** Excerpt provided follows **
In May 1954, on the recommendation of the "Teapot" Committee chaired by John von Neumann, the USAF accorded top priority to Atlas, the project to create an Intercontinental Ballistic Missile (ICBM), and Colonel Bernard Schriever was appointed to command the Western Development Division, which oversaw its development. Schriever was authorized to pick key members of his staff, and Glasser was one of his original four choices, known as the "Schoolhouse Gang", along with Lieutenant Colonel Beryl L. Boatman, Lieutenant Colonel Paul Blasingame and Major Paul L. Mare.

Glasser became the director of the Atlas program in February 1956. Test firings of Atlas missiles were expensive, so Glasser instituted a program of intensively testing its components and subsystems with the aim of minimizing the number of test flights that would be required. This had the advantage of permitting the use of sophisticated instrumentation that could not be used on a test flight. Although the first two test flights, on 11 June and 25 September 1957, were failures, the third, on 17 December, was successful, as were four of the next five test flights.

In October 1959, Glasser was assigned to the headquarters of the Air Research and Development Command (ARDC) at Andrews Air Force Base in Maryland as the chief of the Air Force Ballistic Missile Division, which had superseded the Western Development Division on 1 June 1957, and then as the assistant deputy chief of staff for research and engineering. In February 1961 he was designated the special assistant to the commander of the ARDC, with additional duty as chief of the ARDC Special Projects Office.
** End of Excerpt provided **
● Task instructions
A – In the passage on Glasser and the Atlas program, copy the stretch from "In May 1954, on" through "Paul L. Mare.", swapping "Schoolhouse Gang" for "Schoolhouse Crew".
B – Answer these about the passage on Glasser and the Atlas program:
(i) Who chaired the "Teapot" Committee?
(ii) In what month and year did Glasser become director of the Atlas program?
(iii) On what date did the Air Force Ballistic Missile Division supersede the Western Development Division?
** Extracted records follows **
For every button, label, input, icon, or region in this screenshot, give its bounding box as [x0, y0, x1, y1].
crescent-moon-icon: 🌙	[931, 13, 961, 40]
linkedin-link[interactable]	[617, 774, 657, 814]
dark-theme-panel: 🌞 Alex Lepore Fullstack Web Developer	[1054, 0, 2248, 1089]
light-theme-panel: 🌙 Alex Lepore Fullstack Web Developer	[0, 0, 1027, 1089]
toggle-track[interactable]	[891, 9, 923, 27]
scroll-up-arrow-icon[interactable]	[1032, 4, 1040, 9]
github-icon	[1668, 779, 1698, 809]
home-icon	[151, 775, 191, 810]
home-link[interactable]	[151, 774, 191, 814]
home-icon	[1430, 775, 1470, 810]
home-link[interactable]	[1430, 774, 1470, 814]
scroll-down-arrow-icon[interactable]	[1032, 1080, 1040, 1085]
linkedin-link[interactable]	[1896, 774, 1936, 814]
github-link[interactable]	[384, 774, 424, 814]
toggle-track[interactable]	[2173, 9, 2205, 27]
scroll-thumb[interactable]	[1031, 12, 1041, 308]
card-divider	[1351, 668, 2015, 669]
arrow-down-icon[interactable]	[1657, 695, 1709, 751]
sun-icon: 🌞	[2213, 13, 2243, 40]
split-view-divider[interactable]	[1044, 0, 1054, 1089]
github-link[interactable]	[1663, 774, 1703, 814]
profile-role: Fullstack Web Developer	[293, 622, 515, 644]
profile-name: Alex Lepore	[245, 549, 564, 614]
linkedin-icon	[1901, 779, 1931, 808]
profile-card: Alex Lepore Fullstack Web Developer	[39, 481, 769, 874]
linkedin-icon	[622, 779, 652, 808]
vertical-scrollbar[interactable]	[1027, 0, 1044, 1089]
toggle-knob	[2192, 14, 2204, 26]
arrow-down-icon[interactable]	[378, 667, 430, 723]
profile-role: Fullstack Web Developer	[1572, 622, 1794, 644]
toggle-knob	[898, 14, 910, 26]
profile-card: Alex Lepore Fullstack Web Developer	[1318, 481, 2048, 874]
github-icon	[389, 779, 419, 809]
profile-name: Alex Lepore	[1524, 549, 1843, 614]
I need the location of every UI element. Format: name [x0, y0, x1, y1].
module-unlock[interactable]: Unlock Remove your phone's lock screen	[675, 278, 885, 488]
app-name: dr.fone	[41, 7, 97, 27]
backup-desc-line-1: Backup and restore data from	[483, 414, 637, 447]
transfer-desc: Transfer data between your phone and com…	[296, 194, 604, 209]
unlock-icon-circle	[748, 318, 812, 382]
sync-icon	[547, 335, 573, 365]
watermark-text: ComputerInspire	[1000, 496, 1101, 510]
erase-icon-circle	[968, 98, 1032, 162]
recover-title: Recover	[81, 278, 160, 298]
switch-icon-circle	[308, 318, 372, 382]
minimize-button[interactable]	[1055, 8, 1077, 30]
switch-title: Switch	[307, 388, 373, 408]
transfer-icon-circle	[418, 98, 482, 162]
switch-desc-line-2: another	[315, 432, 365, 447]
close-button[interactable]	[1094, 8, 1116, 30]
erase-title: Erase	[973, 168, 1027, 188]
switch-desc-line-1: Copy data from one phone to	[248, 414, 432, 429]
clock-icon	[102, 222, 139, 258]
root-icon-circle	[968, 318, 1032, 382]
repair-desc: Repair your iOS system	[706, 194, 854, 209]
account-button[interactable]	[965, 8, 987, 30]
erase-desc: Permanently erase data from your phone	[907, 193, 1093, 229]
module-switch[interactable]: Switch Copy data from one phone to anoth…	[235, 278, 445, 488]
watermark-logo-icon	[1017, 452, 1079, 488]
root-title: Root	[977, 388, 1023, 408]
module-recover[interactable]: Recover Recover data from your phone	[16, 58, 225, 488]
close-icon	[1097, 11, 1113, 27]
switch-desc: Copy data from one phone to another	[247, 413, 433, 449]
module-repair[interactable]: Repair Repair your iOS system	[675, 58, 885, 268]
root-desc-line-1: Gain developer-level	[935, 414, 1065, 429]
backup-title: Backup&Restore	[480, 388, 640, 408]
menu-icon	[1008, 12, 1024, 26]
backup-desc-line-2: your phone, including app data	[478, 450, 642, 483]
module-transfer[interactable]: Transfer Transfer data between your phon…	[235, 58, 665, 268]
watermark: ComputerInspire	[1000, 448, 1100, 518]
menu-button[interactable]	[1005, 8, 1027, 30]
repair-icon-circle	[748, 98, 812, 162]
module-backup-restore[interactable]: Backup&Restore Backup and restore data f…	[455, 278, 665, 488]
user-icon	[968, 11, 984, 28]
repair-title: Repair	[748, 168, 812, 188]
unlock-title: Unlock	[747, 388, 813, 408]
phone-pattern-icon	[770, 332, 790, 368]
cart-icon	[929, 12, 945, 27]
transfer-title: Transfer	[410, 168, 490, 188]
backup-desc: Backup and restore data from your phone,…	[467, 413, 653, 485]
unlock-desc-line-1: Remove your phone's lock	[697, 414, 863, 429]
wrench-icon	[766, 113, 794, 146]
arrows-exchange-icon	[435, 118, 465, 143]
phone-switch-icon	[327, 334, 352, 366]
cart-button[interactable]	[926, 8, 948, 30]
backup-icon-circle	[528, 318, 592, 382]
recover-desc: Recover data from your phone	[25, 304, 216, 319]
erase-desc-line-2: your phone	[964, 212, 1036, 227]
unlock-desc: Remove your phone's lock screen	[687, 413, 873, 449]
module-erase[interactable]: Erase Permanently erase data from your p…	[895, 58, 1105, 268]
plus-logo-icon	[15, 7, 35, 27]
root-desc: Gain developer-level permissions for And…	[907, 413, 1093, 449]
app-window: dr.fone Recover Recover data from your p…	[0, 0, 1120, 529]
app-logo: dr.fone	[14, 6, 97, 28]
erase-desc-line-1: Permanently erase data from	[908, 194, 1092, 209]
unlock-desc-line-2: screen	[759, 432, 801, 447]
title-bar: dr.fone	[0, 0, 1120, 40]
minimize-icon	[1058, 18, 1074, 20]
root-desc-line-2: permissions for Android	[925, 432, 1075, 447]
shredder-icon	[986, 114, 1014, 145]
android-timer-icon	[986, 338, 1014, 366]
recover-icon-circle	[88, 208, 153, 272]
** End of Extracted records **
● Results
A –
In May 1954, on the recommendation of the "Teapot" Committee chaired by John von Neumann, the USAF accorded top priority to Atlas, the project to create an Intercontinental Ballistic Missile (ICBM), and Colonel Bernard Schriever was appointed to command the Western Development Division, which oversaw its development. Schriever was authorized to pick key members of his staff, and Glasser was one of his original four choices, known as the "Schoolhouse Crew", along with Lieutenant Colonel Beryl L. Boatman, Lieutenant Colonel Paul Blasingame and Major Paul L. Mare.

B –
(i) John von Neumann
(ii) February 1956
(iii) 1 June 1957